[Collected data]
* * * * *
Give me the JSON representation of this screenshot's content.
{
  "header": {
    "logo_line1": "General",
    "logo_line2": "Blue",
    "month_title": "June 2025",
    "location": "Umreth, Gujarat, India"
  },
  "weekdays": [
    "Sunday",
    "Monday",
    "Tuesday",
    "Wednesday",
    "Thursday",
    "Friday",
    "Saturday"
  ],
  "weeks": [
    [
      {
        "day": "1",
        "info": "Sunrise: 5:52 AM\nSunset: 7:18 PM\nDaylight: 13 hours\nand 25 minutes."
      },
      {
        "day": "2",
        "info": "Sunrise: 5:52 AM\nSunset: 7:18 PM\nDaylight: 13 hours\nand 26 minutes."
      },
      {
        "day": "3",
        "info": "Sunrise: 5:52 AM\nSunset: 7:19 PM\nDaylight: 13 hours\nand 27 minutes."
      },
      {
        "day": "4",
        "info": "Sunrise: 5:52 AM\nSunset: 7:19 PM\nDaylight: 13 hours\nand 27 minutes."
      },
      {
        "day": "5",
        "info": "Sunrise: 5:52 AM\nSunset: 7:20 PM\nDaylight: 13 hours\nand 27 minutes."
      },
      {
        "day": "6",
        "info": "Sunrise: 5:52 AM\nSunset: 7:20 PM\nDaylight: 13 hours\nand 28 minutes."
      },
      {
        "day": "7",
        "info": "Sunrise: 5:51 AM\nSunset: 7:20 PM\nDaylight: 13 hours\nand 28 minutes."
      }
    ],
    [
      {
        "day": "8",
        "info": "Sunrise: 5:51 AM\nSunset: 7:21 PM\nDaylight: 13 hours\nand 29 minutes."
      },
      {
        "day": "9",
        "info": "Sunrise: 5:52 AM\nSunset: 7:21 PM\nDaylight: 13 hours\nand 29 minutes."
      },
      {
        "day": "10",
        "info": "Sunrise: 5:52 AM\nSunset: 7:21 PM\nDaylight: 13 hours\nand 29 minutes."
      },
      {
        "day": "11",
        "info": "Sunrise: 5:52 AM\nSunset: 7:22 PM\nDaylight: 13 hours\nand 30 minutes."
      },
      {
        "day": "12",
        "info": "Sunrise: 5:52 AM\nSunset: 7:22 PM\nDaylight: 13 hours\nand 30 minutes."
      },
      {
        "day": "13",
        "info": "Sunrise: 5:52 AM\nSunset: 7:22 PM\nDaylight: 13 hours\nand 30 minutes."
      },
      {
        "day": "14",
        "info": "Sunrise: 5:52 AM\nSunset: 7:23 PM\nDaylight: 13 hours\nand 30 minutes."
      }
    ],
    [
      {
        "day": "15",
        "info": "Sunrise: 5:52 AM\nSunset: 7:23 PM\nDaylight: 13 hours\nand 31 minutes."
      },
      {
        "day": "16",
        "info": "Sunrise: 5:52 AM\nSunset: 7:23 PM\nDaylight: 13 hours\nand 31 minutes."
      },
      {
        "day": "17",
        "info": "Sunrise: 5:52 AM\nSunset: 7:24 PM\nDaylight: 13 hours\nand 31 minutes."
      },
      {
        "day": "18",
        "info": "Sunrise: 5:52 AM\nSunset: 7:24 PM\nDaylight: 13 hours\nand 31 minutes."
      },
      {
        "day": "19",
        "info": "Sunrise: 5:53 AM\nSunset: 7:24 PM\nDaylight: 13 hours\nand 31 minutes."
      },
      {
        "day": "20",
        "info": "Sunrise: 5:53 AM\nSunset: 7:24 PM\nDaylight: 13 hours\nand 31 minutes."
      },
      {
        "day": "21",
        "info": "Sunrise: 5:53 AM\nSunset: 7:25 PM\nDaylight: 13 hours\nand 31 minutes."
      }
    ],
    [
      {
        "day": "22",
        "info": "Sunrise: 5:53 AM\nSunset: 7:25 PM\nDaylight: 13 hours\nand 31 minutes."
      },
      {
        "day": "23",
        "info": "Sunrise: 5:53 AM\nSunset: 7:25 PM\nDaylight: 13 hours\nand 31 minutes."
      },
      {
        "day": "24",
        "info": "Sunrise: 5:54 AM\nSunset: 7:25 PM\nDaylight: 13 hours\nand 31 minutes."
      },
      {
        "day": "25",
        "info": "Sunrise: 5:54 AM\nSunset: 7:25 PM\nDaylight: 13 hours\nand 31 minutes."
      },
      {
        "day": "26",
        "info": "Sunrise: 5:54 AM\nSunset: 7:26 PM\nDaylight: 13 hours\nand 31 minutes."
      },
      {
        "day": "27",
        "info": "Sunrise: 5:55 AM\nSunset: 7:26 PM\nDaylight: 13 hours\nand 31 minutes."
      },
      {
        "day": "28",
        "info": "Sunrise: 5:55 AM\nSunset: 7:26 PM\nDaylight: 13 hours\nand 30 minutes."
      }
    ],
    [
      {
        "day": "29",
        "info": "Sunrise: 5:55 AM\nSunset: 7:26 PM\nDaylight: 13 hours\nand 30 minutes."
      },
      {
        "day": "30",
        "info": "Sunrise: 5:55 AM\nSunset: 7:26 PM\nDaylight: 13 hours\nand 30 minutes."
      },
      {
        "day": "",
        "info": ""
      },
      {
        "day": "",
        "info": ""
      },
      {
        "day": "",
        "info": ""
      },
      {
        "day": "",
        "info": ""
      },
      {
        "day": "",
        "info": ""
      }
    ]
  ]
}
* * * * *
Copy the material above back out, exactly as written.

Give me the JSON representation of this screenshot's content.
{
  "header": {
    "logo_line1": "General",
    "logo_line2": "Blue",
    "month_title": "June 2025",
    "location": "Umreth, Gujarat, India"
  },
  "weekdays": [
    "Sunday",
    "Monday",
    "Tuesday",
    "Wednesday",
    "Thursday",
    "Friday",
    "Saturday"
  ],
  "weeks": [
    [
      {
        "day": "1",
        "info": "Sunrise: 5:52 AM\nSunset: 7:18 PM\nDaylight: 13 hours\nand 25 minutes."
      },
      {
        "day": "2",
        "info": "Sunrise: 5:52 AM\nSunset: 7:18 PM\nDaylight: 13 hours\nand 26 minutes."
      },
      {
        "day": "3",
        "info": "Sunrise: 5:52 AM\nSunset: 7:19 PM\nDaylight: 13 hours\nand 27 minutes."
      },
      {
        "day": "4",
        "info": "Sunrise: 5:52 AM\nSunset: 7:19 PM\nDaylight: 13 hours\nand 27 minutes."
      },
      {
        "day": "5",
        "info": "Sunrise: 5:52 AM\nSunset: 7:20 PM\nDaylight: 13 hours\nand 27 minutes."
      },
      {
        "day": "6",
        "info": "Sunrise: 5:52 AM\nSunset: 7:20 PM\nDaylight: 13 hours\nand 28 minutes."
      },
      {
        "day": "7",
        "info": "Sunrise: 5:51 AM\nSunset: 7:20 PM\nDaylight: 13 hours\nand 28 minutes."
      }
    ],
    [
      {
        "day": "8",
        "info": "Sunrise: 5:51 AM\nSunset: 7:21 PM\nDaylight: 13 hours\nand 29 minutes."
      },
      {
        "day": "9",
        "info": "Sunrise: 5:52 AM\nSunset: 7:21 PM\nDaylight: 13 hours\nand 29 minutes."
      },
      {
        "day": "10",
        "info": "Sunrise: 5:52 AM\nSunset: 7:21 PM\nDaylight: 13 hours\nand 29 minutes."
      },
      {
        "day": "11",
        "info": "Sunrise: 5:52 AM\nSunset: 7:22 PM\nDaylight: 13 hours\nand 30 minutes."
      },
      {
        "day": "12",
        "info": "Sunrise: 5:52 AM\nSunset: 7:22 PM\nDaylight: 13 hours\nand 30 minutes."
      },
      {
        "day": "13",
        "info": "Sunrise: 5:52 AM\nSunset: 7:22 PM\nDaylight: 13 hours\nand 30 minutes."
      },
      {
        "day": "14",
        "info": "Sunrise: 5:52 AM\nSunset: 7:23 PM\nDaylight: 13 hours\nand 30 minutes."
      }
    ],
    [
      {
        "day": "15",
        "info": "Sunrise: 5:52 AM\nSunset: 7:23 PM\nDaylight: 13 hours\nand 31 minutes."
      },
      {
        "day": "16",
        "info": "Sunrise: 5:52 AM\nSunset: 7:23 PM\nDaylight: 13 hours\nand 31 minutes."
      },
      {
        "day": "17",
        "info": "Sunrise: 5:52 AM\nSunset: 7:24 PM\nDaylight: 13 hours\nand 31 minutes."
      },
      {
        "day": "18",
        "info": "Sunrise: 5:52 AM\nSunset: 7:24 PM\nDaylight: 13 hours\nand 31 minutes."
      },
      {
        "day": "19",
        "info": "Sunrise: 5:53 AM\nSunset: 7:24 PM\nDaylight: 13 hours\nand 31 minutes."
      },
      {
        "day": "20",
        "info": "Sunrise: 5:53 AM\nSunset: 7:24 PM\nDaylight: 13 hours\nand 31 minutes."
      },
      {
        "day": "21",
        "info": "Sunrise: 5:53 AM\nSunset: 7:25 PM\nDaylight: 13 hours\nand 31 minutes."
      }
    ],
    [
      {
        "day": "22",
        "info": "Sunrise: 5:53 AM\nSunset: 7:25 PM\nDaylight: 13 hours\nand 31 minutes."
      },
      {
        "day": "23",
        "info": "Sunrise: 5:53 AM\nSunset: 7:25 PM\nDaylight: 13 hours\nand 31 minutes."
      },
      {
        "day": "24",
        "info": "Sunrise: 5:54 AM\nSunset: 7:25 PM\nDaylight: 13 hours\nand 31 minutes."
      },
      {
        "day": "25",
        "info": "Sunrise: 5:54 AM\nSunset: 7:25 PM\nDaylight: 13 hours\nand 31 minutes."
      },
      {
        "day": "26",
        "info": "Sunrise: 5:54 AM\nSunset: 7:26 PM\nDaylight: 13 hours\nand 31 minutes."
      },
      {
        "day": "27",
        "info": "Sunrise: 5:55 AM\nSunset: 7:26 PM\nDaylight: 13 hours\nand 31 minutes."
      },
      {
        "day": "28",
        "info": "Sunrise: 5:55 AM\nSunset: 7:26 PM\nDaylight: 13 hours\nand 30 minutes."
      }
    ],
    [
      {
        "day": "29",
        "info": "Sunrise: 5:55 AM\nSunset: 7:26 PM\nDaylight: 13 hours\nand 30 minutes."
      },
      {
        "day": "30",
        "info": "Sunrise: 5:55 AM\nSunset: 7:26 PM\nDaylight: 13 hours\nand 30 minutes."
      },
      {
        "day": "",
        "info": ""
      },
      {
        "day": "",
        "info": ""
      },
      {
        "day": "",
        "info": ""
      },
      {
        "day": "",
        "info": ""
      },
      {
        "day": "",
        "info": ""
      }
    ]
  ]
}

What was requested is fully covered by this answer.